Lines holding the string "such" are the ones to copy; find them all in the data.
☆ ☆ ☆
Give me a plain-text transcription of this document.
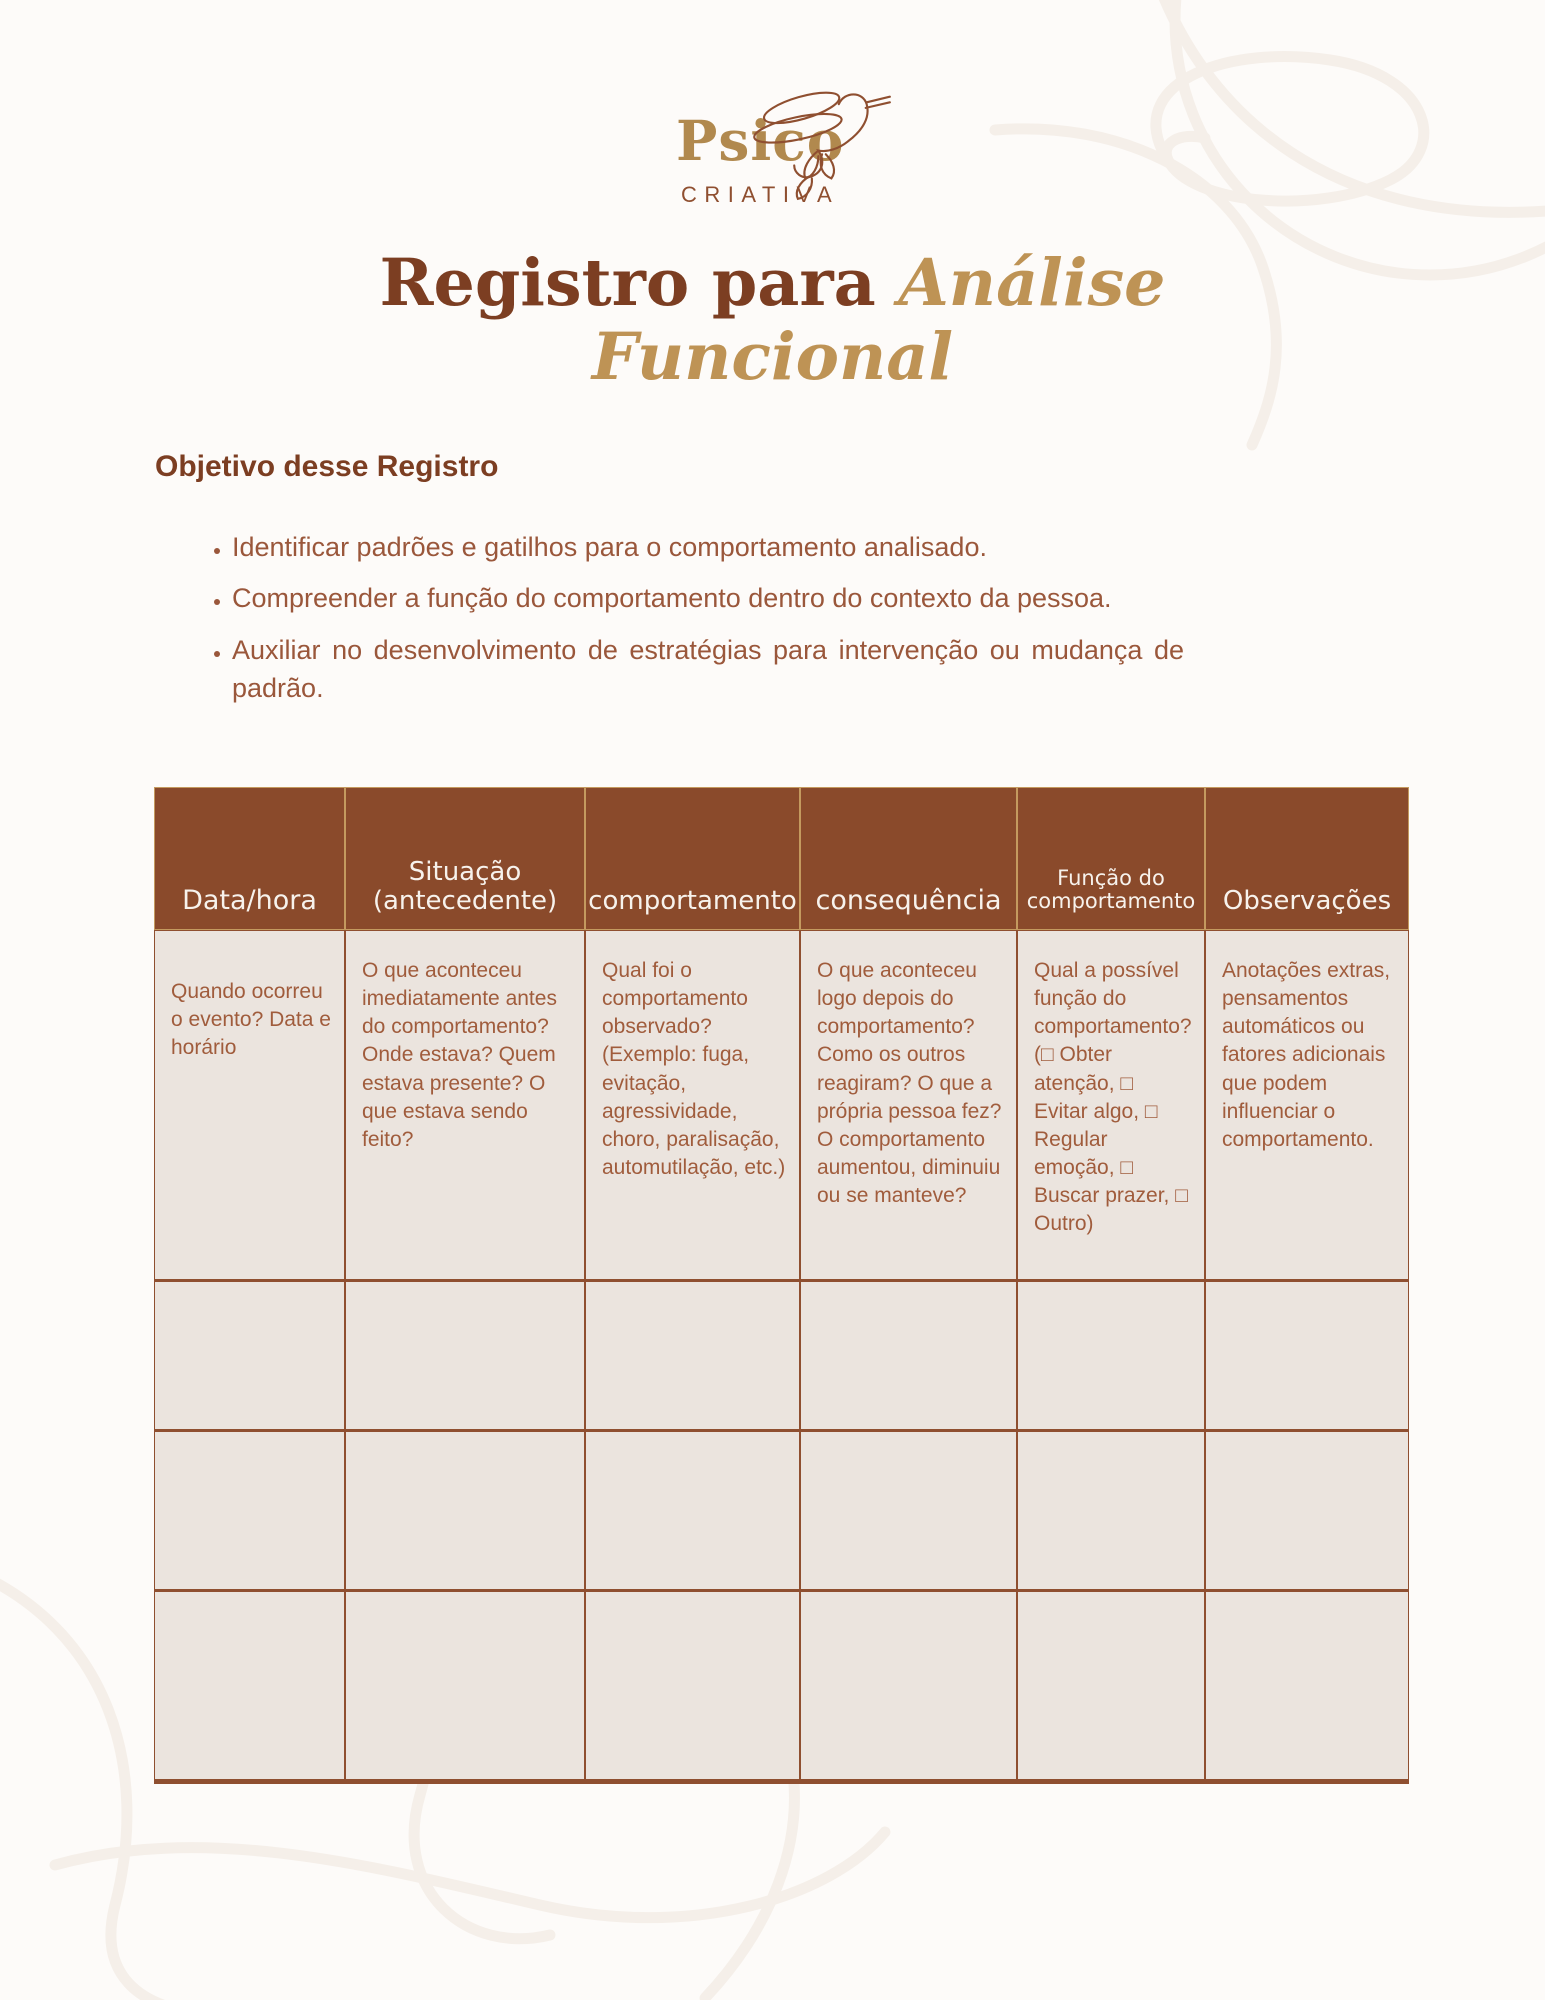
Psico
CRIATIVA
Registro para Análise
Funcional
Objetivo desse Registro
• Identificar padrões e gatilhos para o comportamento analisado.
• Compreender a função do comportamento dentro do contexto da pessoa.
• Auxiliar no desenvolvimento de estratégias para intervenção ou mudança de padrão.
Data/hora
Situação (antecedente)	comportamento consequência
Função do comportamento Observações
Quando ocorreu o evento? Data e horário
O que aconteceu imediatamente antes do comportamento? Onde estava? Quem estava presente? O que estava sendo feito?
Qual foi o comportamento observado? (Exemplo: fuga, evitação, agressividade, choro, paralisação, automutilação, etc.)
O que aconteceu logo depois do comportamento? Como os outros reagiram? O que a própria pessoa fez? O comportamento aumentou, diminuiu ou se manteve?
Qual a possível função do comportamento? (□ Obter atenção, □ Evitar algo, □ Regular emoção, □ Buscar prazer, □ Outro)
Anotações extras, pensamentos automáticos ou fatores adicionais que podem influenciar o comportamento.
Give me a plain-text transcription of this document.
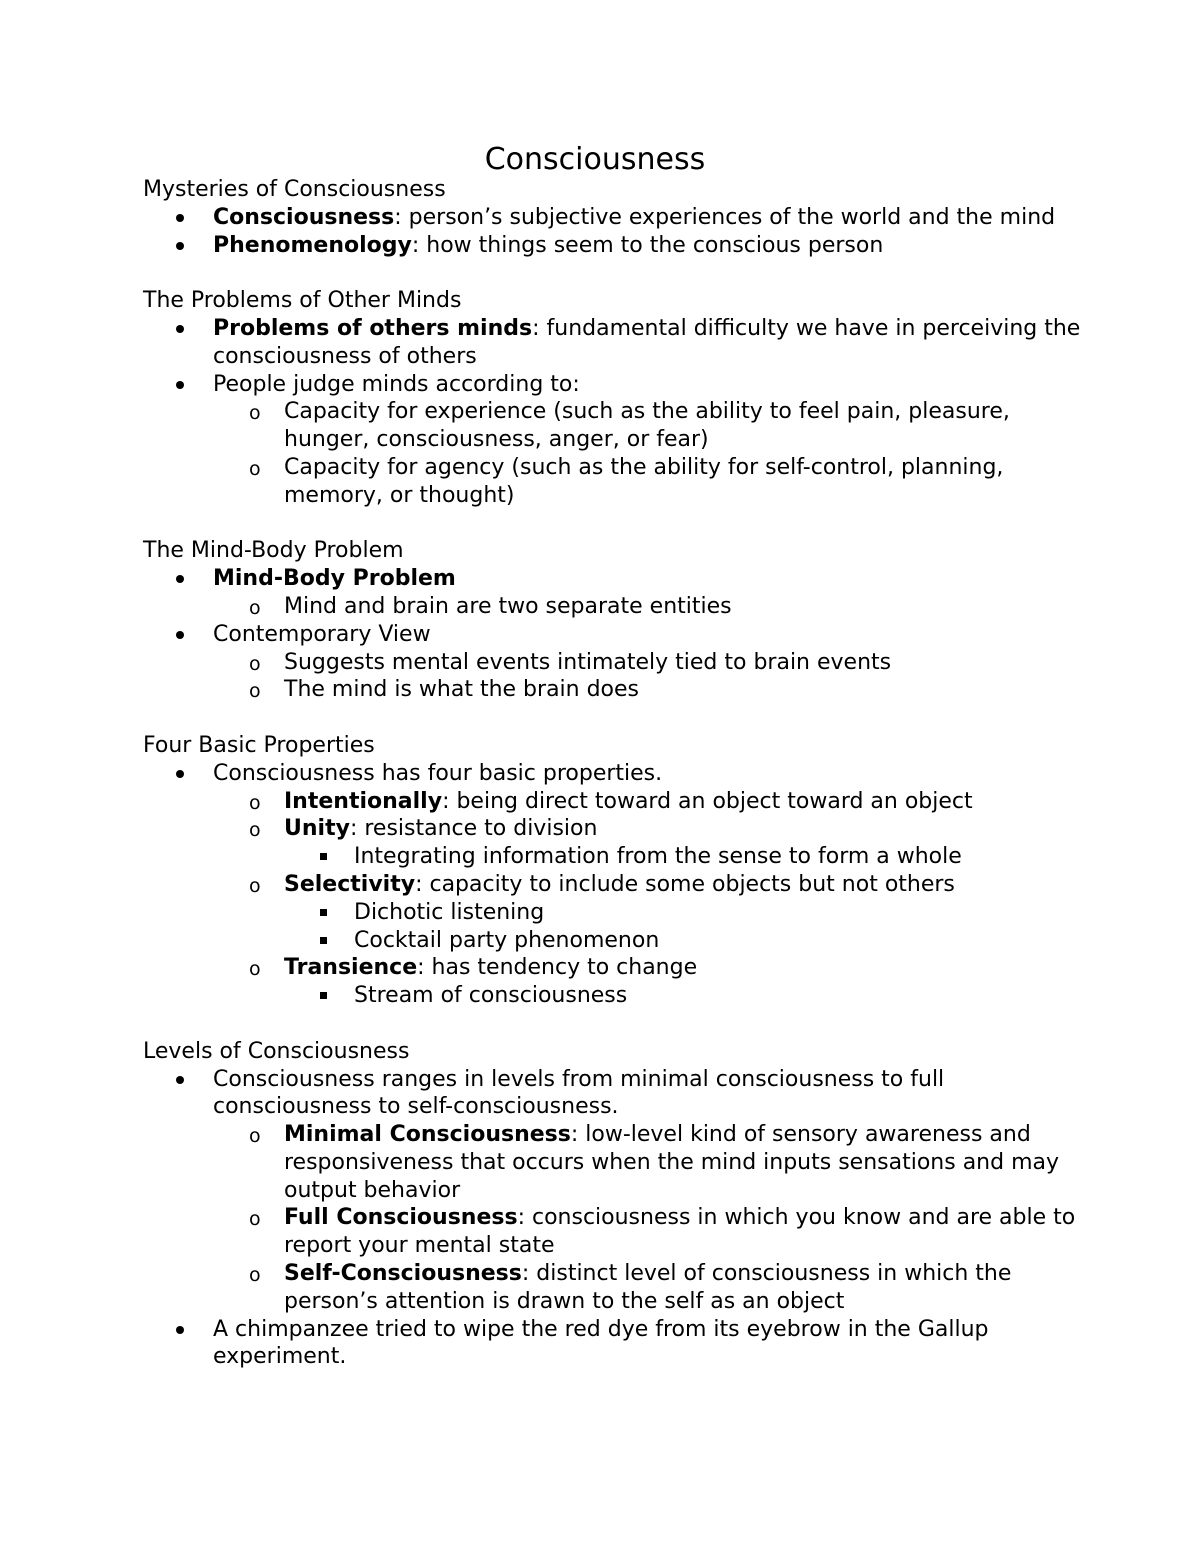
Consciousness

Mysteries of Consciousness

Consciousness: person’s subjective experiences of the world and the mind
Phenomenology: how things seem to the conscious person

The Problems of Other Minds

Problems of others minds: fundamental difficulty we have in perceiving the consciousness of others
People judge minds according to:
o Capacity for experience (such as the ability to feel pain, pleasure, hunger, consciousness, anger, or fear)
o Capacity for agency (such as the ability for self-control, planning, memory, or thought)

The Mind-Body Problem

Mind-Body Problem
o Mind and brain are two separate entities
Contemporary View
o Suggests mental events intimately tied to brain events
o The mind is what the brain does

Four Basic Properties

Consciousness has four basic properties.
o Intentionally: being direct toward an object toward an object
o Unity: resistance to division
Integrating information from the sense to form a whole
o Selectivity: capacity to include some objects but not others
Dichotic listening
Cocktail party phenomenon
o Transience: has tendency to change
Stream of consciousness

Levels of Consciousness

Consciousness ranges in levels from minimal consciousness to full consciousness to self-consciousness.
o Minimal Consciousness: low-level kind of sensory awareness and responsiveness that occurs when the mind inputs sensations and may output behavior
o Full Consciousness: consciousness in which you know and are able to report your mental state
o Self-Consciousness: distinct level of consciousness in which the person’s attention is drawn to the self as an object
A chimpanzee tried to wipe the red dye from its eyebrow in the Gallup experiment.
☆ ☆ ☆
### The reply
o Capacity for experience (such as the ability to feel pain, pleasure, hunger, consciousness, anger, or fear)
o Capacity for agency (such as the ability for self-control, planning, memory, or thought)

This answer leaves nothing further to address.